[SHORT EXERCISE]:
Transcribe the records that follow, preserving every word.

>> Begin DATA LISTING

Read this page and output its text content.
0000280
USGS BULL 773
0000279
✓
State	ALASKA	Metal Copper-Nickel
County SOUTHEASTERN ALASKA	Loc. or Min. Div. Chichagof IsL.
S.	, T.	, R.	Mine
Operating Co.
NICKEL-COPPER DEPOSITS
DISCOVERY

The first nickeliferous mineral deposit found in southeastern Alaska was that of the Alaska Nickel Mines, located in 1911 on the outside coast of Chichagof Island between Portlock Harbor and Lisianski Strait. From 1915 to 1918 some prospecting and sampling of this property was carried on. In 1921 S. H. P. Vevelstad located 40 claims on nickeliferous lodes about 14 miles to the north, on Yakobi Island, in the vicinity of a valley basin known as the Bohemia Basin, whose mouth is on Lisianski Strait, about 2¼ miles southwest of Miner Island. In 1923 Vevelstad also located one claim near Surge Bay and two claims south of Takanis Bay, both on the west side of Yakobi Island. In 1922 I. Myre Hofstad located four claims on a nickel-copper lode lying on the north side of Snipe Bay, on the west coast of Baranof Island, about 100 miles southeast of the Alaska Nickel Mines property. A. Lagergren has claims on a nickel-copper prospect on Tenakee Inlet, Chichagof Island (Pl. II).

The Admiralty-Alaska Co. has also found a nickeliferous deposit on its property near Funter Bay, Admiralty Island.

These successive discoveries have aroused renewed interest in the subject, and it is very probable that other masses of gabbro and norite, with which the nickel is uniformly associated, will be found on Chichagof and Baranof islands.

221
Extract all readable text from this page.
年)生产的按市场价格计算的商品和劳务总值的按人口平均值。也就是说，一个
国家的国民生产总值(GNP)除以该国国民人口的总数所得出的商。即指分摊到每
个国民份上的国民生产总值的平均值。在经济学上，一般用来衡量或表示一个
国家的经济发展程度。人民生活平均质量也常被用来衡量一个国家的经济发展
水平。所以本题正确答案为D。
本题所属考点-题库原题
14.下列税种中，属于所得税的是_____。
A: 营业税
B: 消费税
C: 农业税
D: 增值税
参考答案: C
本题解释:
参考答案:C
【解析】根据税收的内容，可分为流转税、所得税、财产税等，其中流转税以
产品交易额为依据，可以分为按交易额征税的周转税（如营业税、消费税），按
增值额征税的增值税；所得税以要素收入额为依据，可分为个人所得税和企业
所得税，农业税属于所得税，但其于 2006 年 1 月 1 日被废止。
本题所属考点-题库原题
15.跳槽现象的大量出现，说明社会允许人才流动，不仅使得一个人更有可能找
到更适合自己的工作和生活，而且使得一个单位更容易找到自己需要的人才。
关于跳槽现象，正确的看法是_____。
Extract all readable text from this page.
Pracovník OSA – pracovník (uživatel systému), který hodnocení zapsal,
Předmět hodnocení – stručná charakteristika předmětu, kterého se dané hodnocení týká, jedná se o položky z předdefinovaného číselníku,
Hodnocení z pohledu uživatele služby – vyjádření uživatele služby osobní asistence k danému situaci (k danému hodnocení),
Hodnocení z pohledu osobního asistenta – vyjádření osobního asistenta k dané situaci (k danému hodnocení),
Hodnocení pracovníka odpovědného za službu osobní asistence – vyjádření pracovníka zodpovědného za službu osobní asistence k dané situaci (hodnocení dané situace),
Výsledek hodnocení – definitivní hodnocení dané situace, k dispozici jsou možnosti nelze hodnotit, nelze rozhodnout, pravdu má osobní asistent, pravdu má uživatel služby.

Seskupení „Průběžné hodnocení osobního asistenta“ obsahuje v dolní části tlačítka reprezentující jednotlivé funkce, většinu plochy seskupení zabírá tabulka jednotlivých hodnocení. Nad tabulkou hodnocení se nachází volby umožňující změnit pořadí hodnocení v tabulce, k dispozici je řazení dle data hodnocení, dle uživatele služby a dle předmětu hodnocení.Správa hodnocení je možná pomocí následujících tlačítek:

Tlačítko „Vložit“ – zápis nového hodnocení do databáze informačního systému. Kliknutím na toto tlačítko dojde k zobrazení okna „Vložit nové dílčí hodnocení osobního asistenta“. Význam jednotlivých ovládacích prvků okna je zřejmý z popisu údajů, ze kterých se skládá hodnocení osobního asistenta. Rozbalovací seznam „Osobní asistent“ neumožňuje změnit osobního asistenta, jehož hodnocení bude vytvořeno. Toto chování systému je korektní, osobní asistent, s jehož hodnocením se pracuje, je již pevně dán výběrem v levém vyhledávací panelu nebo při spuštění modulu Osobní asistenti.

>> End DATA LISTING

[SOLUTION FOR THIS EXERCISE]:
Read this page and output its text content.
0000280
USGS BULL 773
0000279
✓
State	ALASKA	Metal Copper-Nickel
County SOUTHEASTERN ALASKA	Loc. or Min. Div. Chichagof IsL.
S.	, T.	, R.	Mine
Operating Co.
NICKEL-COPPER DEPOSITS
DISCOVERY

The first nickeliferous mineral deposit found in southeastern Alaska was that of the Alaska Nickel Mines, located in 1911 on the outside coast of Chichagof Island between Portlock Harbor and Lisianski Strait. From 1915 to 1918 some prospecting and sampling of this property was carried on. In 1921 S. H. P. Vevelstad located 40 claims on nickeliferous lodes about 14 miles to the north, on Yakobi Island, in the vicinity of a valley basin known as the Bohemia Basin, whose mouth is on Lisianski Strait, about 2¼ miles southwest of Miner Island. In 1923 Vevelstad also located one claim near Surge Bay and two claims south of Takanis Bay, both on the west side of Yakobi Island. In 1922 I. Myre Hofstad located four claims on a nickel-copper lode lying on the north side of Snipe Bay, on the west coast of Baranof Island, about 100 miles southeast of the Alaska Nickel Mines property. A. Lagergren has claims on a nickel-copper prospect on Tenakee Inlet, Chichagof Island (Pl. II).

The Admiralty-Alaska Co. has also found a nickeliferous deposit on its property near Funter Bay, Admiralty Island.

These successive discoveries have aroused renewed interest in the subject, and it is very probable that other masses of gabbro and norite, with which the nickel is uniformly associated, will be found on Chichagof and Baranof islands.

221
Extract all readable text from this page.
年)生产的按市场价格计算的商品和劳务总值的按人口平均值。也就是说，一个
国家的国民生产总值(GNP)除以该国国民人口的总数所得出的商。即指分摊到每
个国民份上的国民生产总值的平均值。在经济学上，一般用来衡量或表示一个
国家的经济发展程度。人民生活平均质量也常被用来衡量一个国家的经济发展
水平。所以本题正确答案为D。
本题所属考点-题库原题
14.下列税种中，属于所得税的是_____。
A: 营业税
B: 消费税
C: 农业税
D: 增值税
参考答案: C
本题解释:
参考答案:C
【解析】根据税收的内容，可分为流转税、所得税、财产税等，其中流转税以
产品交易额为依据，可以分为按交易额征税的周转税（如营业税、消费税），按
增值额征税的增值税；所得税以要素收入额为依据，可分为个人所得税和企业
所得税，农业税属于所得税，但其于 2006 年 1 月 1 日被废止。
本题所属考点-题库原题
15.跳槽现象的大量出现，说明社会允许人才流动，不仅使得一个人更有可能找
到更适合自己的工作和生活，而且使得一个单位更容易找到自己需要的人才。
关于跳槽现象，正确的看法是_____。
Extract all readable text from this page.
Pracovník OSA – pracovník (uživatel systému), který hodnocení zapsal,
Předmět hodnocení – stručná charakteristika předmětu, kterého se dané hodnocení týká, jedná se o položky z předdefinovaného číselníku,
Hodnocení z pohledu uživatele služby – vyjádření uživatele služby osobní asistence k danému situaci (k danému hodnocení),
Hodnocení z pohledu osobního asistenta – vyjádření osobního asistenta k dané situaci (k danému hodnocení),
Hodnocení pracovníka odpovědného za službu osobní asistence – vyjádření pracovníka zodpovědného za službu osobní asistence k dané situaci (hodnocení dané situace),
Výsledek hodnocení – definitivní hodnocení dané situace, k dispozici jsou možnosti nelze hodnotit, nelze rozhodnout, pravdu má osobní asistent, pravdu má uživatel služby.

Seskupení „Průběžné hodnocení osobního asistenta“ obsahuje v dolní části tlačítka reprezentující jednotlivé funkce, většinu plochy seskupení zabírá tabulka jednotlivých hodnocení. Nad tabulkou hodnocení se nachází volby umožňující změnit pořadí hodnocení v tabulce, k dispozici je řazení dle data hodnocení, dle uživatele služby a dle předmětu hodnocení.Správa hodnocení je možná pomocí následujících tlačítek:

Tlačítko „Vložit“ – zápis nového hodnocení do databáze informačního systému. Kliknutím na toto tlačítko dojde k zobrazení okna „Vložit nové dílčí hodnocení osobního asistenta“. Význam jednotlivých ovládacích prvků okna je zřejmý z popisu údajů, ze kterých se skládá hodnocení osobního asistenta. Rozbalovací seznam „Osobní asistent“ neumožňuje změnit osobního asistenta, jehož hodnocení bude vytvořeno. Toto chování systému je korektní, osobní asistent, s jehož hodnocením se pracuje, je již pevně dán výběrem v levém vyhledávací panelu nebo při spuštění modulu Osobní asistenti.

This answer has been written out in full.